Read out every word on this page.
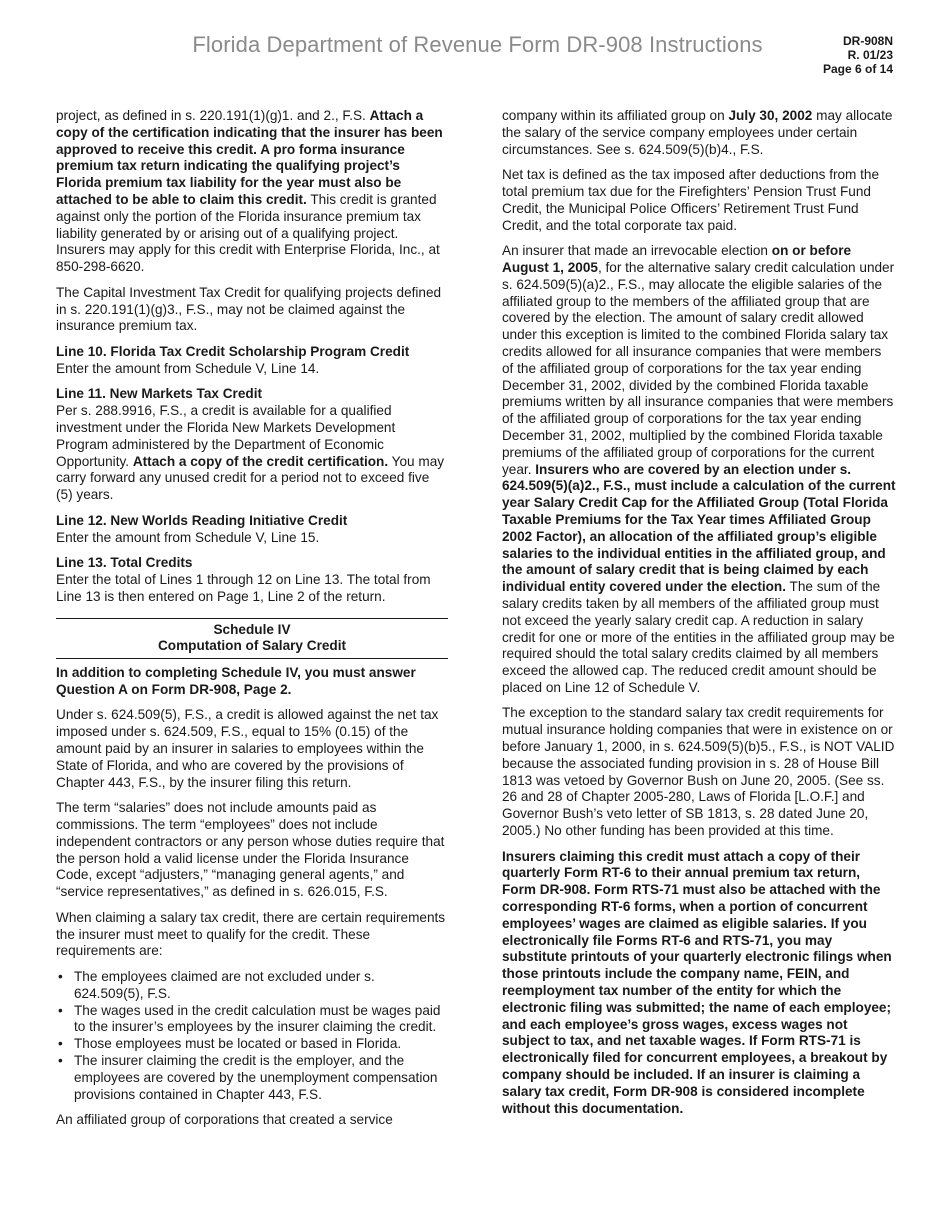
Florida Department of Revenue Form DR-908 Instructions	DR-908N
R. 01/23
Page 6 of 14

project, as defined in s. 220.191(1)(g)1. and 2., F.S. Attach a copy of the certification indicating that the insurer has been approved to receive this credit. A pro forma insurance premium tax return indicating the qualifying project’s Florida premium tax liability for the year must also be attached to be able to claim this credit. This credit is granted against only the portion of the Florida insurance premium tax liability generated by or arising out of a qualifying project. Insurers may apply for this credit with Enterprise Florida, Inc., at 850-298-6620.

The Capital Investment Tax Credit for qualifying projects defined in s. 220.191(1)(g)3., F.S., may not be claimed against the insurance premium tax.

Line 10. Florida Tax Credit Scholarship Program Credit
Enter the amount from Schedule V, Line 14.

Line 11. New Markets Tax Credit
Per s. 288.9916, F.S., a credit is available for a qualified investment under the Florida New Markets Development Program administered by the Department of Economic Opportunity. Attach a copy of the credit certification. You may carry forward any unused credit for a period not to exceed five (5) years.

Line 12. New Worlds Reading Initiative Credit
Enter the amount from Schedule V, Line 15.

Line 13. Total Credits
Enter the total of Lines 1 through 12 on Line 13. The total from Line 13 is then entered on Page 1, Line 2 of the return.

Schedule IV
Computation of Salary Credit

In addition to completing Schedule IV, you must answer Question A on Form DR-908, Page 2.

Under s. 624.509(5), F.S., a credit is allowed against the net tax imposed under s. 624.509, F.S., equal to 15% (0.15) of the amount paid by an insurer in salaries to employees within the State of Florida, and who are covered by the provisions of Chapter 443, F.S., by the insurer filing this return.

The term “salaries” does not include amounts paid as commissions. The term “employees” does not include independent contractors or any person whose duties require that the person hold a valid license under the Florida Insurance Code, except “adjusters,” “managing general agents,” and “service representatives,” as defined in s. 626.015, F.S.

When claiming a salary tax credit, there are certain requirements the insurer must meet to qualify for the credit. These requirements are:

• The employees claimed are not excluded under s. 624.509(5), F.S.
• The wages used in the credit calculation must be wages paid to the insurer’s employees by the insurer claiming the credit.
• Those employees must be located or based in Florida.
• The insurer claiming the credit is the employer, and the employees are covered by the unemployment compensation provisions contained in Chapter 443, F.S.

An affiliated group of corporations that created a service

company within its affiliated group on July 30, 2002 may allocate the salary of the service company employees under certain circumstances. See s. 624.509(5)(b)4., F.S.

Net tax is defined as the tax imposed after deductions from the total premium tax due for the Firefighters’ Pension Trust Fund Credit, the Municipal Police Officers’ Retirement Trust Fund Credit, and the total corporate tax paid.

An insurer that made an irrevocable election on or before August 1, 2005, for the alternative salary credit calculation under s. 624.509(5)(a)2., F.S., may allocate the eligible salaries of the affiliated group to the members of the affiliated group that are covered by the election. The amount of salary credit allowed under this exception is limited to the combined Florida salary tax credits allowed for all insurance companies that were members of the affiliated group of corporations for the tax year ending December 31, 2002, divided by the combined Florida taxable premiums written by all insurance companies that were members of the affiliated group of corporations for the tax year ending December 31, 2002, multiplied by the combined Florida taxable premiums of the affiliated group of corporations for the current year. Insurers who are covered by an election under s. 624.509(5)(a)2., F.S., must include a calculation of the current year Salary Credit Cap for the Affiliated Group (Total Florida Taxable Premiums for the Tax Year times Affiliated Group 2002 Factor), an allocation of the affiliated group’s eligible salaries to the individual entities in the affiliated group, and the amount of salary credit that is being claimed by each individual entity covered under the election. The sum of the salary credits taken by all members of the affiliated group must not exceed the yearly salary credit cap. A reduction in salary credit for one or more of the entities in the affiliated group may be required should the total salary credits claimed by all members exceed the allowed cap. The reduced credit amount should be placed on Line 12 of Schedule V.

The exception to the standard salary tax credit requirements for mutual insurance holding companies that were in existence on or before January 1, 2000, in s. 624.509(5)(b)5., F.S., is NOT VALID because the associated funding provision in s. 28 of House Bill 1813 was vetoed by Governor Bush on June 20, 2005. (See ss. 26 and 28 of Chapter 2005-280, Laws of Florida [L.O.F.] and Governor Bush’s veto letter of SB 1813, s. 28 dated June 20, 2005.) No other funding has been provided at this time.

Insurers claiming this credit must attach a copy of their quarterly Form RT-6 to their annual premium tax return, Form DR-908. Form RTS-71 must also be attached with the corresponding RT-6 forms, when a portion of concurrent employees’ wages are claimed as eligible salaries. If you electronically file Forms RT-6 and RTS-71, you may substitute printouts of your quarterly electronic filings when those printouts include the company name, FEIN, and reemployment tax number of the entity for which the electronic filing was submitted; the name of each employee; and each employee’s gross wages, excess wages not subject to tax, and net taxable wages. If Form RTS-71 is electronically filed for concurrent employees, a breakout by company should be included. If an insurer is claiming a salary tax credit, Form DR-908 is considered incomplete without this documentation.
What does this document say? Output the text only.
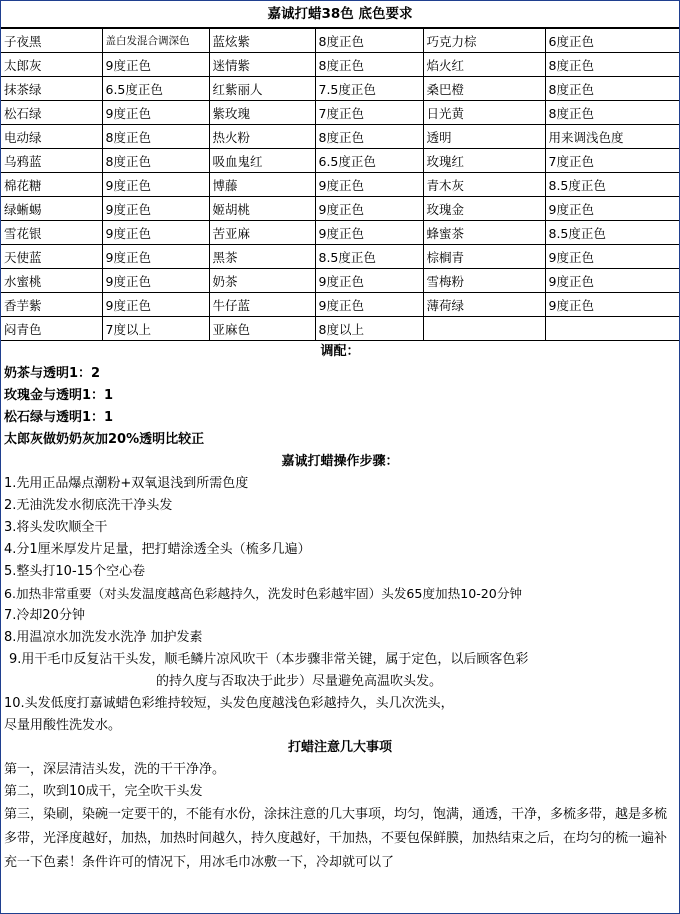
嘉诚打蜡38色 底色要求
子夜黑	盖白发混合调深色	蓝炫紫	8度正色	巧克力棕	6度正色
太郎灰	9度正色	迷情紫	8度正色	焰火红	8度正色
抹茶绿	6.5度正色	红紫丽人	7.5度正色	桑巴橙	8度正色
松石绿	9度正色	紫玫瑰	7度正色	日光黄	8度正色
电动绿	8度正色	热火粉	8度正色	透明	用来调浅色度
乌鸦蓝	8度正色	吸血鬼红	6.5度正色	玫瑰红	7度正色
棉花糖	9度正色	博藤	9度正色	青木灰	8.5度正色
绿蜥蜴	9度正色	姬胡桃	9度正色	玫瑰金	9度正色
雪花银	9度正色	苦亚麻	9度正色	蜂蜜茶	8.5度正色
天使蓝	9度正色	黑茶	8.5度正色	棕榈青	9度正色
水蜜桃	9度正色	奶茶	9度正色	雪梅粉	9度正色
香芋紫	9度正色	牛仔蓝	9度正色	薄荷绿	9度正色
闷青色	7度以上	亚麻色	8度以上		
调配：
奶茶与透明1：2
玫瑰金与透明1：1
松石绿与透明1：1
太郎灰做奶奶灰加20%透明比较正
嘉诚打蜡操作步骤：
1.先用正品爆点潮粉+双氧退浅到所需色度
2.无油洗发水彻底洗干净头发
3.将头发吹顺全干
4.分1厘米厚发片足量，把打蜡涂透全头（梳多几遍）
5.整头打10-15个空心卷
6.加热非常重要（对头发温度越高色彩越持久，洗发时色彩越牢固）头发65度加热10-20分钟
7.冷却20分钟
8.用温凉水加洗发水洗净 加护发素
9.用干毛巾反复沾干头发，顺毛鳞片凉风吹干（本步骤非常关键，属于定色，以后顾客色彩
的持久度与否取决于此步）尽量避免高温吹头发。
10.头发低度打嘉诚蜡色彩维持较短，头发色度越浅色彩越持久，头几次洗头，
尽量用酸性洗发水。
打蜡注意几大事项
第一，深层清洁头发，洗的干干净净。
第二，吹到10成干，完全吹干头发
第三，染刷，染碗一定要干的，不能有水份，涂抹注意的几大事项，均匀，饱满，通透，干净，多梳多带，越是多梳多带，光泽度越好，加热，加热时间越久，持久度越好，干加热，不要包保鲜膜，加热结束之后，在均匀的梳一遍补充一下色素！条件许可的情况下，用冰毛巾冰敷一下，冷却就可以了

※

● Your task: Collect every line above that contains the word "copy".

● Output for this exercise:
project, as defined in s. 220.191(1)(g)1. and 2., F.S. Attach a copy of the certification indicating that the insurer has been approved to receive this credit. A pro forma insurance premium tax return indicating the qualifying project’s Florida premium tax liability for the year must also be attached to be able to claim this credit. This credit is granted against only the portion of the Florida insurance premium tax liability generated by or arising out of a qualifying project. Insurers may apply for this credit with Enterprise Florida, Inc., at 850-298-6620.
Per s. 288.9916, F.S., a credit is available for a qualified investment under the Florida New Markets Development Program administered by the Department of Economic Opportunity. Attach a copy of the credit certification. You may carry forward any unused credit for a period not to exceed five (5) years.
Insurers claiming this credit must attach a copy of their quarterly Form RT-6 to their annual premium tax return, Form DR-908. Form RTS-71 must also be attached with the corresponding RT-6 forms, when a portion of concurrent employees’ wages are claimed as eligible salaries. If you electronically file Forms RT-6 and RTS-71, you may substitute printouts of your quarterly electronic filings when those printouts include the company name, FEIN, and reemployment tax number of the entity for which the electronic filing was submitted; the name of each employee; and each employee’s gross wages, excess wages not subject to tax, and net taxable wages. If Form RTS-71 is electronically filed for concurrent employees, a breakout by company should be included. If an insurer is claiming a salary tax credit, Form DR-908 is considered incomplete without this documentation.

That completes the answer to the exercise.